• Task details: Using the records below, locate all lines containing "inputs" and return them.

Data items
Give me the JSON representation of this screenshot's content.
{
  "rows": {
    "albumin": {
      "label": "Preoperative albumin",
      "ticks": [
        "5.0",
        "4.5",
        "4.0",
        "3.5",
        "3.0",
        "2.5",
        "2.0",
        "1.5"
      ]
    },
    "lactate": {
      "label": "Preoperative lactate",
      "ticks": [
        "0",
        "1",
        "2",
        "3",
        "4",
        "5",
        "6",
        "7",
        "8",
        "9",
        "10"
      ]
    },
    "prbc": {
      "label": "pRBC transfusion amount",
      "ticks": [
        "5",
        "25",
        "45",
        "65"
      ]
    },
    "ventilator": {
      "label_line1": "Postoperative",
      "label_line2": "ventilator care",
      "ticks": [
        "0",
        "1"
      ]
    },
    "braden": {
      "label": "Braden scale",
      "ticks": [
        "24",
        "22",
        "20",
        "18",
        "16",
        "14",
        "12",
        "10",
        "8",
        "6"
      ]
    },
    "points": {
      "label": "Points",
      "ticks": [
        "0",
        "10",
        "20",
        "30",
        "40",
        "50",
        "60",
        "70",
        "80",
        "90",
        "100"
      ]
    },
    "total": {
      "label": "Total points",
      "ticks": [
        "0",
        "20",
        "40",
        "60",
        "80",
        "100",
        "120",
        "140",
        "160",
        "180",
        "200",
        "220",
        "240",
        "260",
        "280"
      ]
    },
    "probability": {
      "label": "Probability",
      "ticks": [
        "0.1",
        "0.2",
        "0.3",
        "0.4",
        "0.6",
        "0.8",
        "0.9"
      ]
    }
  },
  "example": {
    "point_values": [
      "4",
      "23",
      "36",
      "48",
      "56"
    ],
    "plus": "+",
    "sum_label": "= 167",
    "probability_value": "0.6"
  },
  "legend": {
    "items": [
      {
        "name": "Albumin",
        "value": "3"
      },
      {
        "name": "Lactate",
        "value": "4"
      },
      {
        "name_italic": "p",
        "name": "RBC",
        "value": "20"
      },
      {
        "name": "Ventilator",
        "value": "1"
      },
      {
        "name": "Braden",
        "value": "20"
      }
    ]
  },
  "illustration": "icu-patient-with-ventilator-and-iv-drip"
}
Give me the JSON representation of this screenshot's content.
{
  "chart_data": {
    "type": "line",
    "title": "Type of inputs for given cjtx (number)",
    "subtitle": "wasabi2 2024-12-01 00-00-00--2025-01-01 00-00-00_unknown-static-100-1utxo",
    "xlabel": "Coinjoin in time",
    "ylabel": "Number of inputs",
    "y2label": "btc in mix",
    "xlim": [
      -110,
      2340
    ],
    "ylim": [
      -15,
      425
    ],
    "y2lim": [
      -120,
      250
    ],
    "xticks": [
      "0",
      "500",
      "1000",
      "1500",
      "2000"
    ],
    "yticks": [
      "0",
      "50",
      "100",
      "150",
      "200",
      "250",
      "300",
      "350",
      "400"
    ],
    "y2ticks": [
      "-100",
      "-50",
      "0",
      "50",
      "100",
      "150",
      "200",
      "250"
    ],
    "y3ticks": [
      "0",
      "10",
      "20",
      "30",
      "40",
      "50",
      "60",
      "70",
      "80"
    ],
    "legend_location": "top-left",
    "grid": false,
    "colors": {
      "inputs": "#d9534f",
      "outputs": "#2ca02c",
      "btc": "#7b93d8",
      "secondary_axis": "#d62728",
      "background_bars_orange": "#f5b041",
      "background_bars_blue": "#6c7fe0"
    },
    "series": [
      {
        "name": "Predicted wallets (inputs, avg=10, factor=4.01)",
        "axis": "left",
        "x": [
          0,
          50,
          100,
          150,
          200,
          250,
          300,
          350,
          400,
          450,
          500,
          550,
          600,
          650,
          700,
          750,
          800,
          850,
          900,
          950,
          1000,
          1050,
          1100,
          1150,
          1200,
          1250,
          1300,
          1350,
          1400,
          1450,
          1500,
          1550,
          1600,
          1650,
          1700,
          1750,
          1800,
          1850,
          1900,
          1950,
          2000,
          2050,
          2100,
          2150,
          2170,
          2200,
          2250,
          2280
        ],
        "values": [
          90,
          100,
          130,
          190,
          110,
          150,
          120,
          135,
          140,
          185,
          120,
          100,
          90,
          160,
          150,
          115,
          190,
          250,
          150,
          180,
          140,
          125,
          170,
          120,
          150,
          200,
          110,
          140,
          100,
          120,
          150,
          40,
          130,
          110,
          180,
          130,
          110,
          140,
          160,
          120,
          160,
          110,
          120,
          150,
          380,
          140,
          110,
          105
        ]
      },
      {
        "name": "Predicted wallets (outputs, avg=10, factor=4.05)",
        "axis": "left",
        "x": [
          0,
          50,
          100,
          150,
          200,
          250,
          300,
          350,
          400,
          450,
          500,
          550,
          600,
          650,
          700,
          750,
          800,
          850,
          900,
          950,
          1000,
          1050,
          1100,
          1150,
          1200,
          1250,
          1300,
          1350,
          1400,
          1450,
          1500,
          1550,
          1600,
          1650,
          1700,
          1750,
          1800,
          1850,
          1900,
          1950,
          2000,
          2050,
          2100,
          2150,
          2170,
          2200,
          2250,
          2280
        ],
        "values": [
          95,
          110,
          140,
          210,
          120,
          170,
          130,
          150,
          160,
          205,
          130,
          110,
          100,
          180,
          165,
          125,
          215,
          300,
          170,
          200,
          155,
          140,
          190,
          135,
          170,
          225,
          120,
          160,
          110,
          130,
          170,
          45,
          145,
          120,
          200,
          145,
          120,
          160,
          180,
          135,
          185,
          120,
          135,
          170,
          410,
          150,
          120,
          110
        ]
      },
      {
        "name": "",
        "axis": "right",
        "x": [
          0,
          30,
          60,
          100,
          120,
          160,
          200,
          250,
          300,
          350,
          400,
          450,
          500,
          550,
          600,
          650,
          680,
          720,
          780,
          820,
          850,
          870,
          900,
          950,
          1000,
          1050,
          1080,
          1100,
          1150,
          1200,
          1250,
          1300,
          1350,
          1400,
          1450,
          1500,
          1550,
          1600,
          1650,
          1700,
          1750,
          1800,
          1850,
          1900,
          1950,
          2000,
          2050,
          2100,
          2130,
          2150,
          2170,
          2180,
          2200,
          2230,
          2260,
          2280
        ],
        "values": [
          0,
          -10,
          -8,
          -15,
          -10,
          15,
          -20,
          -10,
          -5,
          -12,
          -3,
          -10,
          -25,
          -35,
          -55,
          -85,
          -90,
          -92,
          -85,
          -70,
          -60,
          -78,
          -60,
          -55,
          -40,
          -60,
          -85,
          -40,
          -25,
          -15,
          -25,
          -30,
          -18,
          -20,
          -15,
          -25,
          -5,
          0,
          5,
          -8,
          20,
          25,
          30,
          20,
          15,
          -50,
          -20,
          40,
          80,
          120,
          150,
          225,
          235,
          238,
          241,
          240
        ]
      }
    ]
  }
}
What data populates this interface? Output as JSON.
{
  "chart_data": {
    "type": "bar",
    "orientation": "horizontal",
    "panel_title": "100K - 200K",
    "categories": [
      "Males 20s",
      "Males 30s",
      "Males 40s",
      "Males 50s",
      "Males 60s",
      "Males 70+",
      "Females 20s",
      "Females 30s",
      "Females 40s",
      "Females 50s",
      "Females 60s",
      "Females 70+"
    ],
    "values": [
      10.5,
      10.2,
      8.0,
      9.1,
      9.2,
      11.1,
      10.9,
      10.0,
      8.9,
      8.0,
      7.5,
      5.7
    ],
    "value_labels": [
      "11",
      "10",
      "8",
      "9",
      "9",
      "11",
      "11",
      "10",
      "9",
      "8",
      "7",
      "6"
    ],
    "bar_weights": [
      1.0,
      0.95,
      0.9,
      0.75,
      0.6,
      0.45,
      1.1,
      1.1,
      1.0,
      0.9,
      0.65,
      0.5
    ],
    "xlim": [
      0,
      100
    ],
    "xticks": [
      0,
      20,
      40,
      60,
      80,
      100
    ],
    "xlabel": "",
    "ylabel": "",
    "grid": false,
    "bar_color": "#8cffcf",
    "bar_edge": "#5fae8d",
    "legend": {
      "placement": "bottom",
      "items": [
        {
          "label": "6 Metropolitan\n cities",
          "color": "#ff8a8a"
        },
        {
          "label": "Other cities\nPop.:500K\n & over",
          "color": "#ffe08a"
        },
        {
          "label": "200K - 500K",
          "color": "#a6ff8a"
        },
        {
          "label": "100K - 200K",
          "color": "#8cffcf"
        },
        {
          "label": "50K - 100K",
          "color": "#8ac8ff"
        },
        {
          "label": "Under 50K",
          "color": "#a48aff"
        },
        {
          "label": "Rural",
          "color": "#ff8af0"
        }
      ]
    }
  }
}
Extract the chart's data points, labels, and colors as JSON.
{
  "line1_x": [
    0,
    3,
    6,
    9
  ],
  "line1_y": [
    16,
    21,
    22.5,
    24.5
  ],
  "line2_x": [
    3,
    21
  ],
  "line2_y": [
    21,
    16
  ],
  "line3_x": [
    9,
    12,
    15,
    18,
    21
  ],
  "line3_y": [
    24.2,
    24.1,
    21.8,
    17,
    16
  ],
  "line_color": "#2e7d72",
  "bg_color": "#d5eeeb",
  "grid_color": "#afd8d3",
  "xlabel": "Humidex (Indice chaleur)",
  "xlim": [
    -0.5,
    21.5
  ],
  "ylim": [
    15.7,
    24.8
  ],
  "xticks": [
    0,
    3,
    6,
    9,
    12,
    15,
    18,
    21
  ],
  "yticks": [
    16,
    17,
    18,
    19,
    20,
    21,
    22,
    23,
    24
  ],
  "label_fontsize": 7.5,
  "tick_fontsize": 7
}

• Response below:
    "title": "Type of inputs for given cjtx (number)",
    "ylabel": "Number of inputs",
      "inputs": "#d9534f",
        "name": "Predicted wallets (inputs, avg=10, factor=4.01)",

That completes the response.